Instructions for the task: Copy the records below exactly, leaving out every picture.

Extracted data entries:
start
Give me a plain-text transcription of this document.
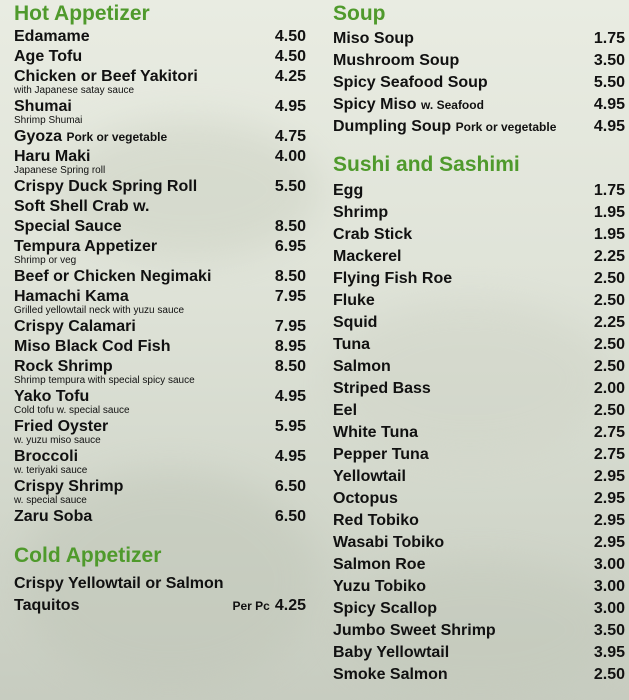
Hot Appetizer
Edamame	4.50
Age Tofu	4.50
Chicken or Beef Yakitori	4.25
with Japanese satay sauce
Shumai	4.95
Shrimp Shumai
Gyoza Pork or vegetable	4.75
Haru Maki	4.00
Japanese Spring roll
Crispy Duck Spring Roll	5.50
Soft Shell Crab w.
Special Sauce	8.50
Tempura Appetizer	6.95
Shrimp or veg
Beef or Chicken Negimaki	8.50
Hamachi Kama	7.95
Grilled yellowtail neck with yuzu sauce
Crispy Calamari	7.95
Miso Black Cod Fish	8.95
Rock Shrimp	8.50
Shrimp tempura with special spicy sauce
Yako Tofu	4.95
Cold tofu w. special sauce
Fried Oyster	5.95
w. yuzu miso sauce
Broccoli	4.95
w. teriyaki sauce
Crispy Shrimp	6.50
w. special sauce
Zaru Soba	6.50
Cold Appetizer
Crispy Yellowtail or Salmon
Taquitos	Per Pc 4.25
Soup
Miso Soup	1.75
Mushroom Soup	3.50
Spicy Seafood Soup	5.50
Spicy Miso w. Seafood	4.95
Dumpling Soup Pork or vegetable 4.95
Sushi and Sashimi
Egg	1.75
Shrimp	1.95
Crab Stick	1.95
Mackerel	2.25
Flying Fish Roe	2.50
Fluke	2.50
Squid	2.25
Tuna	2.50
Salmon	2.50
Striped Bass	2.00
Eel	2.50
White Tuna	2.75
Pepper Tuna	2.75
Yellowtail	2.95
Octopus	2.95
Red Tobiko	2.95
Wasabi Tobiko	2.95
Salmon Roe	3.00
Yuzu Tobiko	3.00
Spicy Scallop	3.00
Jumbo Sweet Shrimp	3.50
Baby Yellowtail	3.95
Smoke Salmon	2.50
end
The result:
Give me a plain-text transcription of this document.
Hot Appetizer
Edamame	4.50
Age Tofu	4.50
Chicken or Beef Yakitori	4.25
with Japanese satay sauce
Shumai	4.95
Shrimp Shumai
Gyoza Pork or vegetable	4.75
Haru Maki	4.00
Japanese Spring roll
Crispy Duck Spring Roll	5.50
Soft Shell Crab w.
Special Sauce	8.50
Tempura Appetizer	6.95
Shrimp or veg
Beef or Chicken Negimaki	8.50
Hamachi Kama	7.95
Grilled yellowtail neck with yuzu sauce
Crispy Calamari	7.95
Miso Black Cod Fish	8.95
Rock Shrimp	8.50
Shrimp tempura with special spicy sauce
Yako Tofu	4.95
Cold tofu w. special sauce
Fried Oyster	5.95
w. yuzu miso sauce
Broccoli	4.95
w. teriyaki sauce
Crispy Shrimp	6.50
w. special sauce
Zaru Soba	6.50
Cold Appetizer
Crispy Yellowtail or Salmon
Taquitos	Per Pc 4.25
Soup
Miso Soup	1.75
Mushroom Soup	3.50
Spicy Seafood Soup	5.50
Spicy Miso w. Seafood	4.95
Dumpling Soup Pork or vegetable 4.95
Sushi and Sashimi
Egg	1.75
Shrimp	1.95
Crab Stick	1.95
Mackerel	2.25
Flying Fish Roe	2.50
Fluke	2.50
Squid	2.25
Tuna	2.50
Salmon	2.50
Striped Bass	2.00
Eel	2.50
White Tuna	2.75
Pepper Tuna	2.75
Yellowtail	2.95
Octopus	2.95
Red Tobiko	2.95
Wasabi Tobiko	2.95
Salmon Roe	3.00
Yuzu Tobiko	3.00
Spicy Scallop	3.00
Jumbo Sweet Shrimp	3.50
Baby Yellowtail	3.95
Smoke Salmon	2.50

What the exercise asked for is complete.